---------- Input data ----------

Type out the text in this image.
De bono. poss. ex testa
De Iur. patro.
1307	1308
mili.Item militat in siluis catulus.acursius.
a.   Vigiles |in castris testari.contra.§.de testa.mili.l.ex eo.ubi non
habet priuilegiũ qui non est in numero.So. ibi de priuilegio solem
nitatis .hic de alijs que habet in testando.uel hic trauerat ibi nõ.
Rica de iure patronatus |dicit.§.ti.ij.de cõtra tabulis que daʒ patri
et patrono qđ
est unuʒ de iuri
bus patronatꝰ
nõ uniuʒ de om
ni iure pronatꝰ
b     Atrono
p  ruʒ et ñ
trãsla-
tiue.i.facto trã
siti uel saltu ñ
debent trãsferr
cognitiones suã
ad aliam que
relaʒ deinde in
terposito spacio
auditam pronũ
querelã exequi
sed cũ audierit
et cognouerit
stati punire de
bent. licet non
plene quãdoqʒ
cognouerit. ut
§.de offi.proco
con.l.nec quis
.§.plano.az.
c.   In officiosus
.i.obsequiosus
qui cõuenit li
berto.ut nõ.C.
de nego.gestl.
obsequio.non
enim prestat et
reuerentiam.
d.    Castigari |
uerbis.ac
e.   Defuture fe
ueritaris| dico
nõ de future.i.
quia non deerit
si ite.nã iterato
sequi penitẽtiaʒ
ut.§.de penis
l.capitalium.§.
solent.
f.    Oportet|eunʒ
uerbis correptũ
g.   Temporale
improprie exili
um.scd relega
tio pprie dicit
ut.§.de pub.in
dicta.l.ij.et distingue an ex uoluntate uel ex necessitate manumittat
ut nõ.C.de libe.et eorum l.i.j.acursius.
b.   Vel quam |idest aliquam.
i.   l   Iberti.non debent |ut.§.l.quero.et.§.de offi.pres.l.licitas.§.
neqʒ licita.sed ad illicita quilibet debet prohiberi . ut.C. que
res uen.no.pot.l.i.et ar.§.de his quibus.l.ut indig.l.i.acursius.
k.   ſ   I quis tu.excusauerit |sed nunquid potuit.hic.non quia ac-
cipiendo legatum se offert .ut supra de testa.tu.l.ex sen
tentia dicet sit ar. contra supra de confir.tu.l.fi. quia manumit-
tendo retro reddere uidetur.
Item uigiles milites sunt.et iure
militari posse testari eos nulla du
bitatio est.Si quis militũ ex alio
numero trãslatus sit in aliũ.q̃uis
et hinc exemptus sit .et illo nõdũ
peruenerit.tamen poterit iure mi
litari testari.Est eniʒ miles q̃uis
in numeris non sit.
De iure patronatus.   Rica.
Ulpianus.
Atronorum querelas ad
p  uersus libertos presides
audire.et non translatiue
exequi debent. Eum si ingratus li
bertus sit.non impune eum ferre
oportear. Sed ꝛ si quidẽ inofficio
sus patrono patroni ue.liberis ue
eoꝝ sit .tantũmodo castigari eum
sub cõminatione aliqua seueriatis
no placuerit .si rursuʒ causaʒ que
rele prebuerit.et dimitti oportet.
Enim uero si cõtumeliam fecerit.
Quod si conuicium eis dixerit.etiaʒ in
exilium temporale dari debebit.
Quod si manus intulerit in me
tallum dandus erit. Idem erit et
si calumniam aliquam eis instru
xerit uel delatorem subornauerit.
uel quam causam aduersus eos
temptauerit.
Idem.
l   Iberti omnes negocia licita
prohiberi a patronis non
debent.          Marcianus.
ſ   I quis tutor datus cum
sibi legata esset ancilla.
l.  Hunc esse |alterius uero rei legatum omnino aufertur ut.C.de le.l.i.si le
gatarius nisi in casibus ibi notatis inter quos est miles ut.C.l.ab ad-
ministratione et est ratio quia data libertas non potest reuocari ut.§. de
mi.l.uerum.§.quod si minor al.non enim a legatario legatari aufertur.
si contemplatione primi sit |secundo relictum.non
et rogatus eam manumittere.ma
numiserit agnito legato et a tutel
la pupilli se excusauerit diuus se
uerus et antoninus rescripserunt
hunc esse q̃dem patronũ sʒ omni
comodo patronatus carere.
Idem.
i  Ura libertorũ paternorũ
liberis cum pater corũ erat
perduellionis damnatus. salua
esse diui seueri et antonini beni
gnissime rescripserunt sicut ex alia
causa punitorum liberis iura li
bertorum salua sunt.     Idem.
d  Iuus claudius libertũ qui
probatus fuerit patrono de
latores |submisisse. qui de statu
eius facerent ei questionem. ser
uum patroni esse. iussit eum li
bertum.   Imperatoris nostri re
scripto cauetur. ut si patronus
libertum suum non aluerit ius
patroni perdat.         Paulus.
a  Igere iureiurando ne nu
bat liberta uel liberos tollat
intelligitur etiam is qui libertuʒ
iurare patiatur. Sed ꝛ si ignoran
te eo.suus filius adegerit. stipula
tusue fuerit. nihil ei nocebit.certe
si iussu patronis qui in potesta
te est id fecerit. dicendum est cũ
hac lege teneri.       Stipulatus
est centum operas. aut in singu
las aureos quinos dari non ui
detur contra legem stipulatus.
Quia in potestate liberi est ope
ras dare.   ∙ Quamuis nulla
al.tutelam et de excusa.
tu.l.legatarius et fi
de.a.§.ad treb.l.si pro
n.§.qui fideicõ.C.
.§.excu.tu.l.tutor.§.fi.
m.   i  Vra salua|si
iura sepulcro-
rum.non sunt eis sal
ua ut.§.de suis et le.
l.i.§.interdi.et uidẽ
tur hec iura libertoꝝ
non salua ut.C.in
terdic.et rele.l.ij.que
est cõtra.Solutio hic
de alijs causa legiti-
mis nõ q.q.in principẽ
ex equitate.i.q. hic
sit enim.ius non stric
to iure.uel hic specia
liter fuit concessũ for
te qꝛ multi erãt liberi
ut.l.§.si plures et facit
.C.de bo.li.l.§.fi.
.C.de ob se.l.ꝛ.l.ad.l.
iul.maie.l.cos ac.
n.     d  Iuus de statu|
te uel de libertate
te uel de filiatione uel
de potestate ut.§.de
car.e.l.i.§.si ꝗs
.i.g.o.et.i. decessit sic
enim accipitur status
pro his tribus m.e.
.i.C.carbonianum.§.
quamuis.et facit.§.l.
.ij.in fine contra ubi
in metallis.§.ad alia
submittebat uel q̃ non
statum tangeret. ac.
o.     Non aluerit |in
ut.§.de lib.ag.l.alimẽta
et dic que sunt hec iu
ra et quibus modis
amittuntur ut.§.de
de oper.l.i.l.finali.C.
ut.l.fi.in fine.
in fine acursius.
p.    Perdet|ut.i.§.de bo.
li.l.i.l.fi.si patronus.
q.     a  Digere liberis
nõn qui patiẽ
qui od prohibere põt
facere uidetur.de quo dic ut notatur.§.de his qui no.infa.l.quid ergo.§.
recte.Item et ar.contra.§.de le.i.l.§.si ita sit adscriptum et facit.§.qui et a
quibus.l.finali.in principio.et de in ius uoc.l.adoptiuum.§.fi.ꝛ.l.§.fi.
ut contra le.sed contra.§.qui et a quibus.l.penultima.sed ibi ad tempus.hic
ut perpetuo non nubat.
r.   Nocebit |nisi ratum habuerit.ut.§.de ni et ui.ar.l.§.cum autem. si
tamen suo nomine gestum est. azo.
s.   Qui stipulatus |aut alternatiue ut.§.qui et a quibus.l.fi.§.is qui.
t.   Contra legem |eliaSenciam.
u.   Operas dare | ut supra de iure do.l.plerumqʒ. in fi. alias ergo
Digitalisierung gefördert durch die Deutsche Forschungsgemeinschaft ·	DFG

----------

:: Aim of the task ::
Among the records above, find each line holding the string "fuerit" and pull it out.

:: Written solution ::
probatus fuerit patrono de
tusue fuerit. nihil ei nocebit.certe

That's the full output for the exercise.